Retype all of the entries word for word.

───── DATA LISTING ─────

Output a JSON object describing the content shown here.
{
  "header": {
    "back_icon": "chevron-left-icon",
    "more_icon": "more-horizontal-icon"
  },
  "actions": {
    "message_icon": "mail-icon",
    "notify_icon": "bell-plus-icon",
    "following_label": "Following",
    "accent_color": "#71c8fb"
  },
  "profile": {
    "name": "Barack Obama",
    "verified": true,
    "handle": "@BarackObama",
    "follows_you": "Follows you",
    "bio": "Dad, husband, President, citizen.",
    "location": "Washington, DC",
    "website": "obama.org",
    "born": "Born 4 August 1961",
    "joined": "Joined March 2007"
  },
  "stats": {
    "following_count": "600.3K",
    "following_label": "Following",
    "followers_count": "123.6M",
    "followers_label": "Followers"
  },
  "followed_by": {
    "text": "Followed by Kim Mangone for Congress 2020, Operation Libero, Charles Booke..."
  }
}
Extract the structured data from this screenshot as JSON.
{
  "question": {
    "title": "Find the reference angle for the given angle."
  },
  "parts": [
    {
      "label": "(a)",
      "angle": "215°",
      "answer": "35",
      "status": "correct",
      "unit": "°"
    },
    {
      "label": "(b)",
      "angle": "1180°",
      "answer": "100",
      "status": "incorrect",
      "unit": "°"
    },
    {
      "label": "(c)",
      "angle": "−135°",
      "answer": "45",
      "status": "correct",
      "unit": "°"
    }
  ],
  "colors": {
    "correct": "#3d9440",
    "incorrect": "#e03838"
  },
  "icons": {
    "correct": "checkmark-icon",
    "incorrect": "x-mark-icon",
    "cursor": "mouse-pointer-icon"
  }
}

─────

> _SOLVED PROBLEM_
Output a JSON object describing the content shown here.
{
  "header": {
    "back_icon": "chevron-left-icon",
    "more_icon": "more-horizontal-icon"
  },
  "actions": {
    "message_icon": "mail-icon",
    "notify_icon": "bell-plus-icon",
    "following_label": "Following",
    "accent_color": "#71c8fb"
  },
  "profile": {
    "name": "Barack Obama",
    "verified": true,
    "handle": "@BarackObama",
    "follows_you": "Follows you",
    "bio": "Dad, husband, President, citizen.",
    "location": "Washington, DC",
    "website": "obama.org",
    "born": "Born 4 August 1961",
    "joined": "Joined March 2007"
  },
  "stats": {
    "following_count": "600.3K",
    "following_label": "Following",
    "followers_count": "123.6M",
    "followers_label": "Followers"
  },
  "followed_by": {
    "text": "Followed by Kim Mangone for Congress 2020, Operation Libero, Charles Booke..."
  }
}
Extract the structured data from this screenshot as JSON.
{
  "question": {
    "title": "Find the reference angle for the given angle."
  },
  "parts": [
    {
      "label": "(a)",
      "angle": "215°",
      "answer": "35",
      "status": "correct",
      "unit": "°"
    },
    {
      "label": "(b)",
      "angle": "1180°",
      "answer": "100",
      "status": "incorrect",
      "unit": "°"
    },
    {
      "label": "(c)",
      "angle": "−135°",
      "answer": "45",
      "status": "correct",
      "unit": "°"
    }
  ],
  "colors": {
    "correct": "#3d9440",
    "incorrect": "#e03838"
  },
  "icons": {
    "correct": "checkmark-icon",
    "incorrect": "x-mark-icon",
    "cursor": "mouse-pointer-icon"
  }
}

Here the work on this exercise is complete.